EXERCISE PROMPT —
In the following material, identify every line holding the string "السين" and return it.

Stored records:
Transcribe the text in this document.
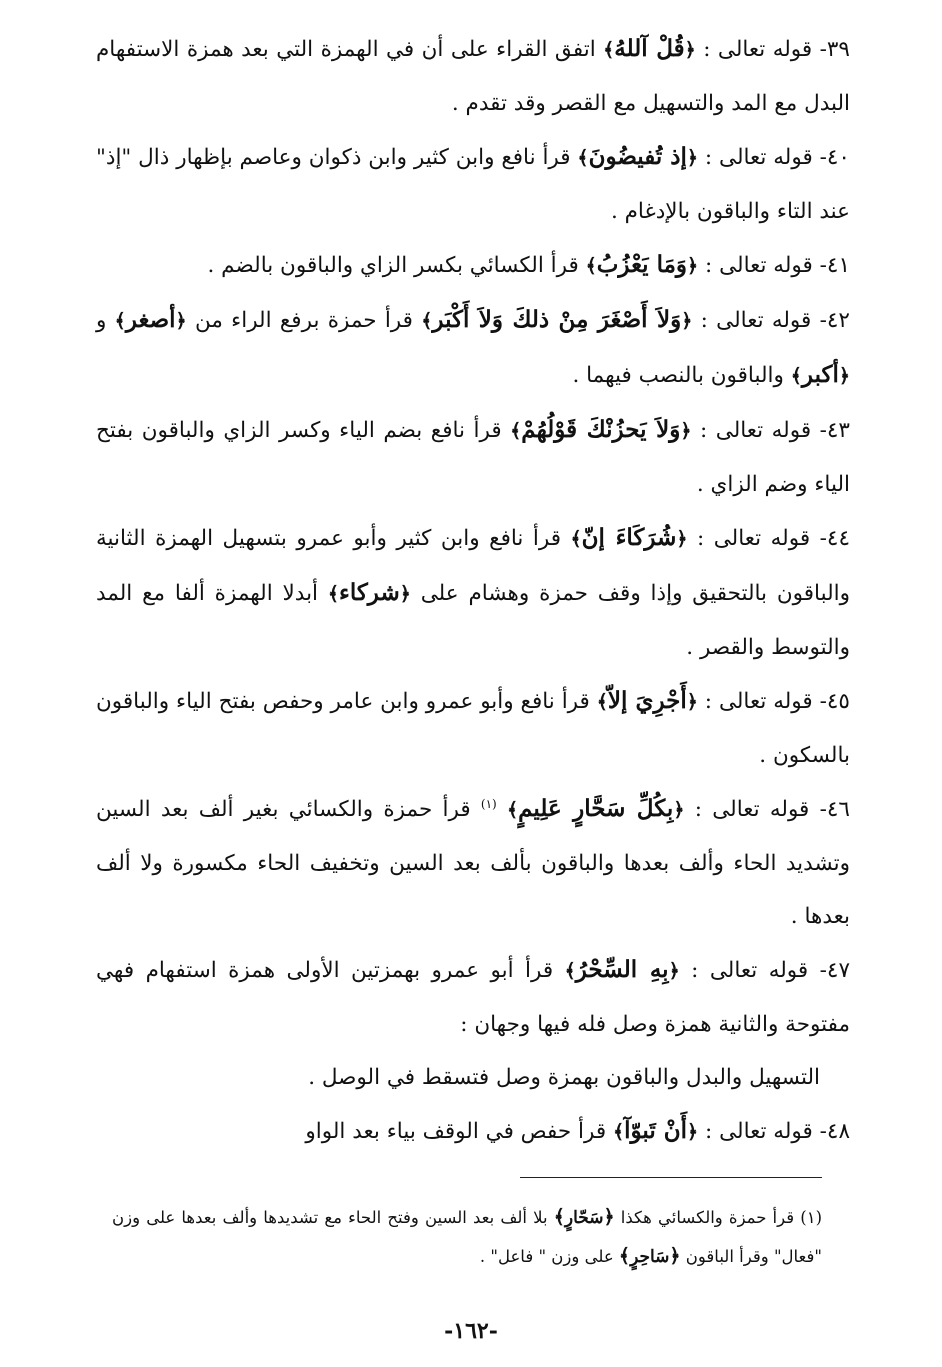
٣٩- قوله تعالى : ﴿قُلْ آللهُ﴾ اتفق القراء على أن في الهمزة التي بعد همزة الاستفهام البدل مع المد والتسهيل مع القصر وقد تقدم .

٤٠- قوله تعالى : ﴿إذ تُفيضُونَ﴾ قرأ نافع وابن كثير وابن ذكوان وعاصم بإظهار ذال "إذ" عند التاء والباقون بالإدغام .

٤١- قوله تعالى : ﴿وَمَا يَعْزُبُ﴾ قرأ الكسائي بكسر الزاي والباقون بالضم .

٤٢- قوله تعالى : ﴿وَلاَ أَصْغَرَ مِنْ ذلكَ وَلاَ أَكْبَر﴾ قرأ حمزة برفع الراء من ﴿أصغر﴾ و ﴿أكبر﴾ والباقون بالنصب فيهما .

٤٣- قوله تعالى : ﴿وَلاَ يَحزُنْكَ قَوْلُهُمْ﴾ قرأ نافع بضم الياء وكسر الزاي والباقون بفتح الياء وضم الزاي .

٤٤- قوله تعالى : ﴿شُرَكَاءَ إنّ﴾ قرأ نافع وابن كثير وأبو عمرو بتسهيل الهمزة الثانية والباقون بالتحقيق وإذا وقف حمزة وهشام على ﴿شركاء﴾ أبدلا الهمزة ألفا مع المد والتوسط والقصر .

٤٥- قوله تعالى : ﴿أَجْرِيَ إلاّ﴾ قرأ نافع وأبو عمرو وابن عامر وحفص بفتح الياء والباقون بالسكون .

٤٦- قوله تعالى : ﴿بِكُلِّ سَحَّارٍ عَلِيمٍ﴾ $^{(١)}$ قرأ حمزة والكسائي بغير ألف بعد السين وتشديد الحاء وألف بعدها والباقون بألف بعد السين وتخفيف الحاء مكسورة ولا ألف بعدها .

٤٧- قوله تعالى : ﴿بِهِ السِّحْرُ﴾ قرأ أبو عمرو بهمزتين الأولى همزة استفهام فهي مفتوحة والثانية همزة وصل فله فيها وجهان :

التسهيل والبدل والباقون بهمزة وصل فتسقط في الوصل .

٤٨- قوله تعالى : ﴿أَنْ تَبوّآ﴾ قرأ حفص في الوقف بياء بعد الواو

(١) قرأ حمزة والكسائي هكذا ﴿سَحّارٍ﴾ بلا ألف بعد السين وفتح الحاء مع تشديدها وألف بعدها على وزن "فعال" وقرأ الباقون ﴿سَاحِرٍ﴾ على وزن " فاعل" .

-١٦٢-
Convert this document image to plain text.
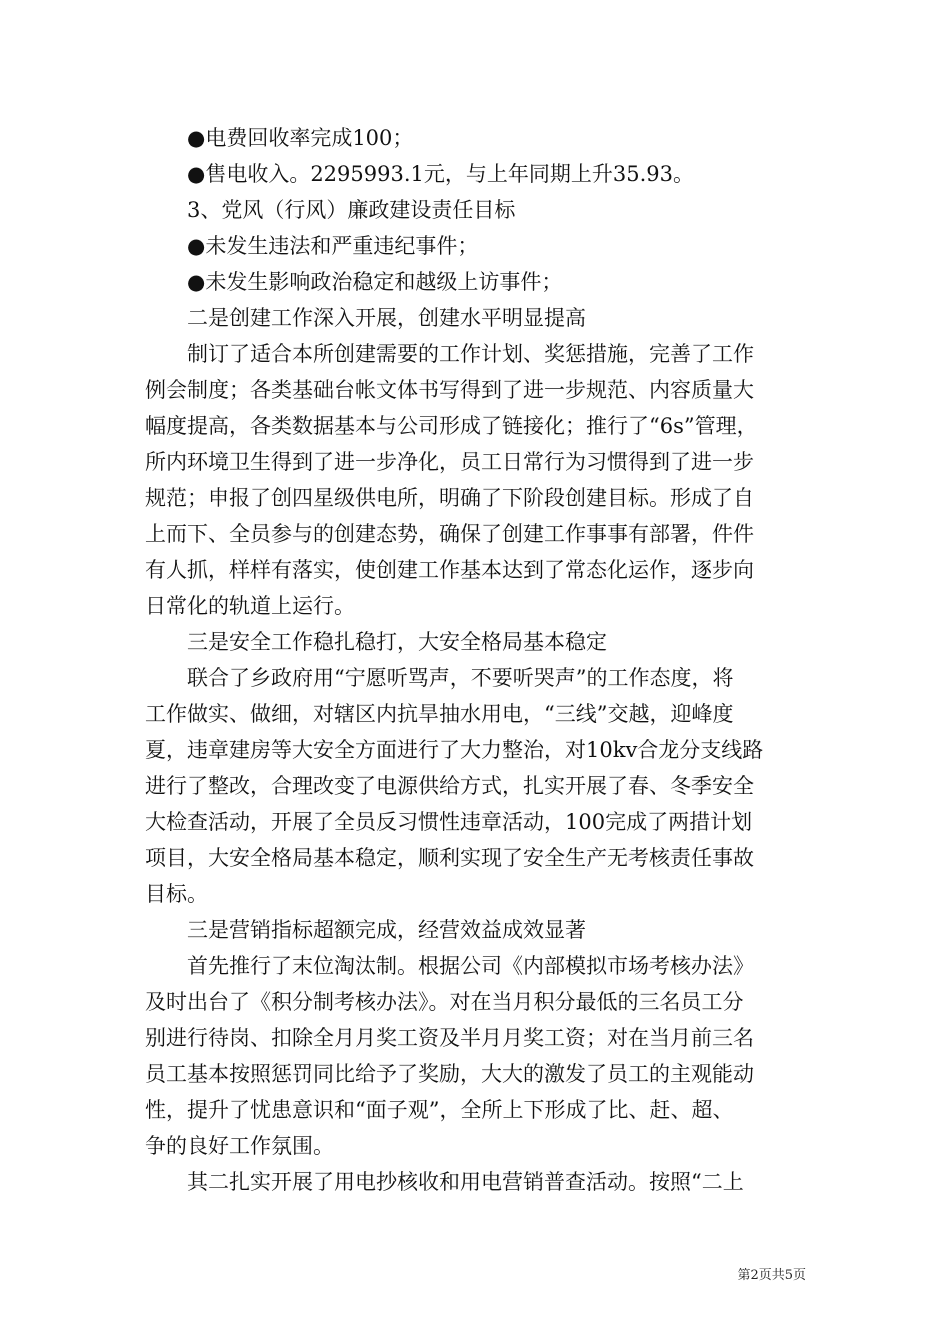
　　●电费回收率完成100；
　　●售电收入。2295993.1元，与上年同期上升35.93。
　　3、党风（行风）廉政建设责任目标
　　●未发生违法和严重违纪事件；
　　●未发生影响政治稳定和越级上访事件；
　　二是创建工作深入开展，创建水平明显提高
　　制订了适合本所创建需要的工作计划、奖惩措施，完善了工作
例会制度；各类基础台帐文体书写得到了进一步规范、内容质量大
幅度提高，各类数据基本与公司形成了链接化；推行了“6s”管理，
所内环境卫生得到了进一步净化，员工日常行为习惯得到了进一步
规范；申报了创四星级供电所，明确了下阶段创建目标。形成了自
上而下、全员参与的创建态势，确保了创建工作事事有部署，件件
有人抓，样样有落实，使创建工作基本达到了常态化运作，逐步向
日常化的轨道上运行。
　　三是安全工作稳扎稳打，大安全格局基本稳定
　　联合了乡政府用“宁愿听骂声，不要听哭声”的工作态度，将
工作做实、做细，对辖区内抗旱抽水用电，“三线”交越，迎峰度
夏，违章建房等大安全方面进行了大力整治，对10kv合龙分支线路
进行了整改，合理改变了电源供给方式，扎实开展了春、冬季安全
大检查活动，开展了全员反习惯性违章活动，100完成了两措计划
项目，大安全格局基本稳定，顺利实现了安全生产无考核责任事故
目标。
　　三是营销指标超额完成，经营效益成效显著
　　首先推行了末位淘汰制。根据公司《内部模拟市场考核办法》
及时出台了《积分制考核办法》。对在当月积分最低的三名员工分
别进行待岗、扣除全月月奖工资及半月月奖工资；对在当月前三名
员工基本按照惩罚同比给予了奖励，大大的激发了员工的主观能动
性，提升了忧患意识和“面子观”，全所上下形成了比、赶、超、
争的良好工作氛围。
　　其二扎实开展了用电抄核收和用电营销普查活动。按照“二上
第2页共5页
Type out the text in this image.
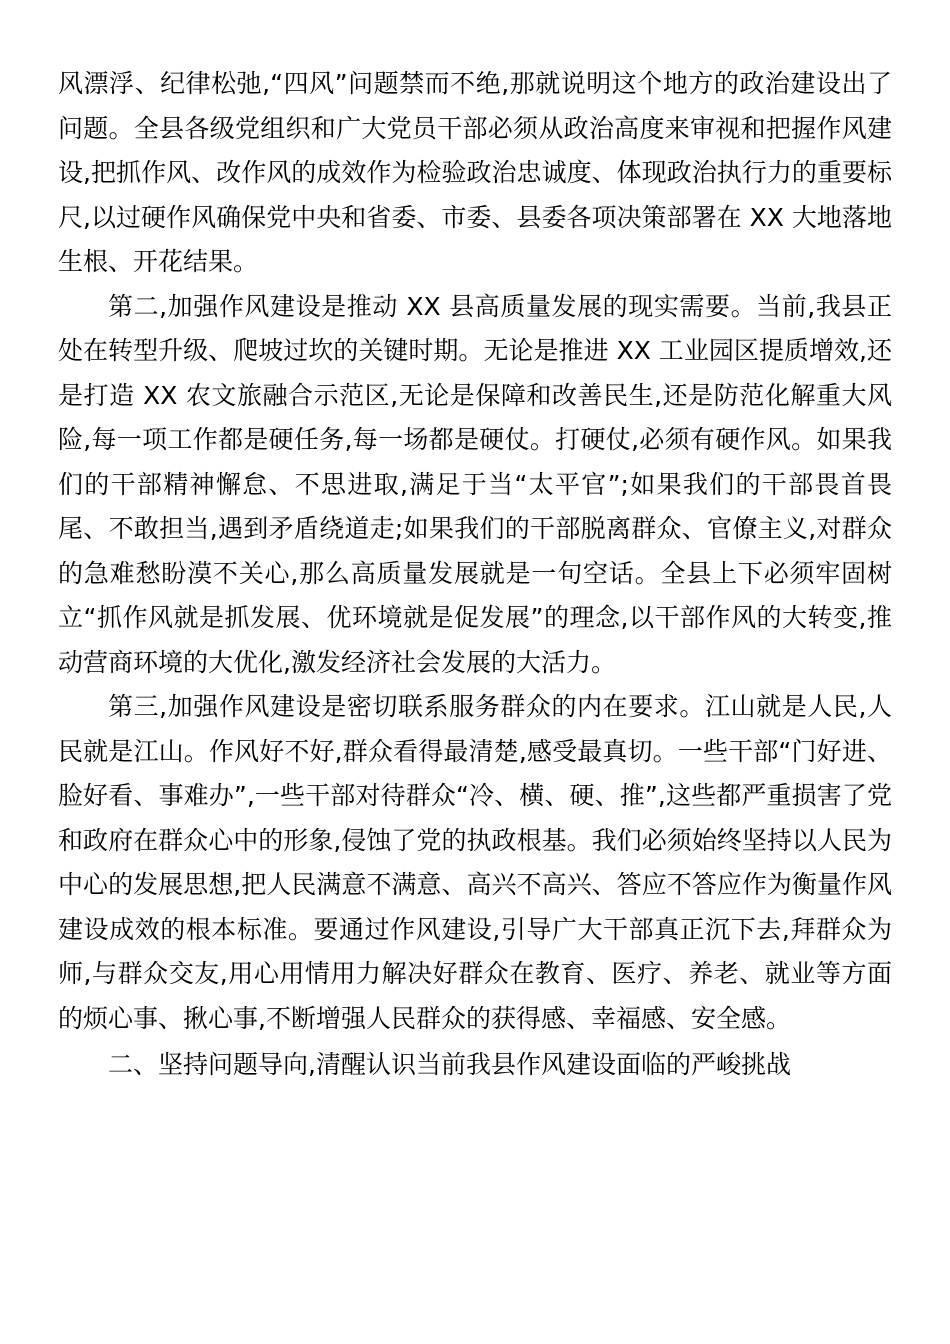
风漂浮、纪律松弛,“四风”问题禁而不绝,那就说明这个地方的政治建设出了问题。全县各级党组织和广大党员干部必须从政治高度来审视和把握作风建设,把抓作风、改作风的成效作为检验政治忠诚度、体现政治执行力的重要标尺,以过硬作风确保党中央和省委、市委、县委各项决策部署在 XX 大地落地生根、开花结果。

第二,加强作风建设是推动 XX 县高质量发展的现实需要。当前,我县正处在转型升级、爬坡过坎的关键时期。无论是推进 XX 工业园区提质增效,还是打造 XX 农文旅融合示范区,无论是保障和改善民生,还是防范化解重大风险,每一项工作都是硬任务,每一场都是硬仗。打硬仗,必须有硬作风。如果我们的干部精神懈怠、不思进取,满足于当“太平官”;如果我们的干部畏首畏尾、不敢担当,遇到矛盾绕道走;如果我们的干部脱离群众、官僚主义,对群众的急难愁盼漠不关心,那么高质量发展就是一句空话。全县上下必须牢固树立“抓作风就是抓发展、优环境就是促发展”的理念,以干部作风的大转变,推动营商环境的大优化,激发经济社会发展的大活力。

第三,加强作风建设是密切联系服务群众的内在要求。江山就是人民,人民就是江山。作风好不好,群众看得最清楚,感受最真切。一些干部“门好进、脸好看、事难办”,一些干部对待群众“冷、横、硬、推”,这些都严重损害了党和政府在群众心中的形象,侵蚀了党的执政根基。我们必须始终坚持以人民为中心的发展思想,把人民满意不满意、高兴不高兴、答应不答应作为衡量作风建设成效的根本标准。要通过作风建设,引导广大干部真正沉下去,拜群众为师,与群众交友,用心用情用力解决好群众在教育、医疗、养老、就业等方面的烦心事、揪心事,不断增强人民群众的获得感、幸福感、安全感。

二、坚持问题导向,清醒认识当前我县作风建设面临的严峻挑战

ANSWER —
٤٦- قوله تعالى : ﴿بِكُلِّ سَحَّارٍ عَلِيمٍ﴾ $^{(١)}$ قرأ حمزة والكسائي بغير ألف بعد السين وتشديد الحاء وألف بعدها والباقون بألف بعد السين وتخفيف الحاء مكسورة ولا ألف بعدها .
(١) قرأ حمزة والكسائي هكذا ﴿سَحّارٍ﴾ بلا ألف بعد السين وفتح الحاء مع تشديدها وألف بعدها على وزن "فعال" وقرأ الباقون ﴿سَاحِرٍ﴾ على وزن " فاعل" .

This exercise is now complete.